STATED EXERCISE: Please write out, without any change, the lines of the listing from its first line through the line containing "370, 679, 392]", including both of those lines.

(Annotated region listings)

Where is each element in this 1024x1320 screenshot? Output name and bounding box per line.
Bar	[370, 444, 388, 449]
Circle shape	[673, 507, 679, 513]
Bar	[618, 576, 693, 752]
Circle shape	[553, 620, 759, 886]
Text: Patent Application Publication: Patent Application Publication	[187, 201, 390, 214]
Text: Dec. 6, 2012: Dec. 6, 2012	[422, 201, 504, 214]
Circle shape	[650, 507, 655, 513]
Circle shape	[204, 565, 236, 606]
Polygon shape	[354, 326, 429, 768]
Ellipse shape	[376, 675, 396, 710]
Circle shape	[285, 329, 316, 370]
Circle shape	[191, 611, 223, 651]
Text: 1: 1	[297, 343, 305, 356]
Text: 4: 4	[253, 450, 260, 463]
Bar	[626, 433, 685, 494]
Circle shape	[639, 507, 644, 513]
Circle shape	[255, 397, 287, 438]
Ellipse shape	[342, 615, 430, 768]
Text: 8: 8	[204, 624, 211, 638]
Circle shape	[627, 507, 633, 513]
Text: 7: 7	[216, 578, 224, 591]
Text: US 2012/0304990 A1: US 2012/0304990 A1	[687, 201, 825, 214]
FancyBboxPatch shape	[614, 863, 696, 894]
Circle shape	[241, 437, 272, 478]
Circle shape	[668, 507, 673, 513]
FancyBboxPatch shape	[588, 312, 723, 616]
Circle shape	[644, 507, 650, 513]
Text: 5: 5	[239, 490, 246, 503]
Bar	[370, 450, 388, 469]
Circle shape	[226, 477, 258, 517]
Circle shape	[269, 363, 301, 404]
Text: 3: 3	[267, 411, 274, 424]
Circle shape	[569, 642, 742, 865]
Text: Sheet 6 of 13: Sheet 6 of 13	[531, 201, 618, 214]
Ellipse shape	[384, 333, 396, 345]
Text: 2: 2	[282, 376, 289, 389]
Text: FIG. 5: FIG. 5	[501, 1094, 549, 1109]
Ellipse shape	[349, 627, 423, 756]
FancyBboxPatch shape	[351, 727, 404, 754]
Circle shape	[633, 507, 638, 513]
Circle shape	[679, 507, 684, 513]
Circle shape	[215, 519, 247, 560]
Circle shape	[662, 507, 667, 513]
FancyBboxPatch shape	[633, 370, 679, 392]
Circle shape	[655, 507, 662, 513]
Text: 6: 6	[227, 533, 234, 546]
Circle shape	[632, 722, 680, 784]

OUTPUT FOR THIS TASK:
Where is each element in this 1024x1320 screenshot? Output name and bounding box per line.
Bar	[370, 444, 388, 449]
Circle shape	[673, 507, 679, 513]
Bar	[618, 576, 693, 752]
Circle shape	[553, 620, 759, 886]
Text: Patent Application Publication: Patent Application Publication	[187, 201, 390, 214]
Text: Dec. 6, 2012: Dec. 6, 2012	[422, 201, 504, 214]
Circle shape	[650, 507, 655, 513]
Circle shape	[204, 565, 236, 606]
Polygon shape	[354, 326, 429, 768]
Ellipse shape	[376, 675, 396, 710]
Circle shape	[285, 329, 316, 370]
Circle shape	[191, 611, 223, 651]
Text: 1: 1	[297, 343, 305, 356]
Text: 4: 4	[253, 450, 260, 463]
Bar	[626, 433, 685, 494]
Circle shape	[639, 507, 644, 513]
Circle shape	[255, 397, 287, 438]
Ellipse shape	[342, 615, 430, 768]
Text: 8: 8	[204, 624, 211, 638]
Circle shape	[627, 507, 633, 513]
Text: 7: 7	[216, 578, 224, 591]
Text: US 2012/0304990 A1: US 2012/0304990 A1	[687, 201, 825, 214]
FancyBboxPatch shape	[614, 863, 696, 894]
Circle shape	[241, 437, 272, 478]
Circle shape	[668, 507, 673, 513]
FancyBboxPatch shape	[588, 312, 723, 616]
Circle shape	[644, 507, 650, 513]
Text: 5: 5	[239, 490, 246, 503]
Bar	[370, 450, 388, 469]
Circle shape	[226, 477, 258, 517]
Circle shape	[269, 363, 301, 404]
Text: 3: 3	[267, 411, 274, 424]
Circle shape	[569, 642, 742, 865]
Text: Sheet 6 of 13: Sheet 6 of 13	[531, 201, 618, 214]
Ellipse shape	[384, 333, 396, 345]
Text: 2: 2	[282, 376, 289, 389]
Text: FIG. 5: FIG. 5	[501, 1094, 549, 1109]
Ellipse shape	[349, 627, 423, 756]
FancyBboxPatch shape	[351, 727, 404, 754]
Circle shape	[633, 507, 638, 513]
Circle shape	[679, 507, 684, 513]
Circle shape	[215, 519, 247, 560]
Circle shape	[662, 507, 667, 513]
FancyBboxPatch shape	[633, 370, 679, 392]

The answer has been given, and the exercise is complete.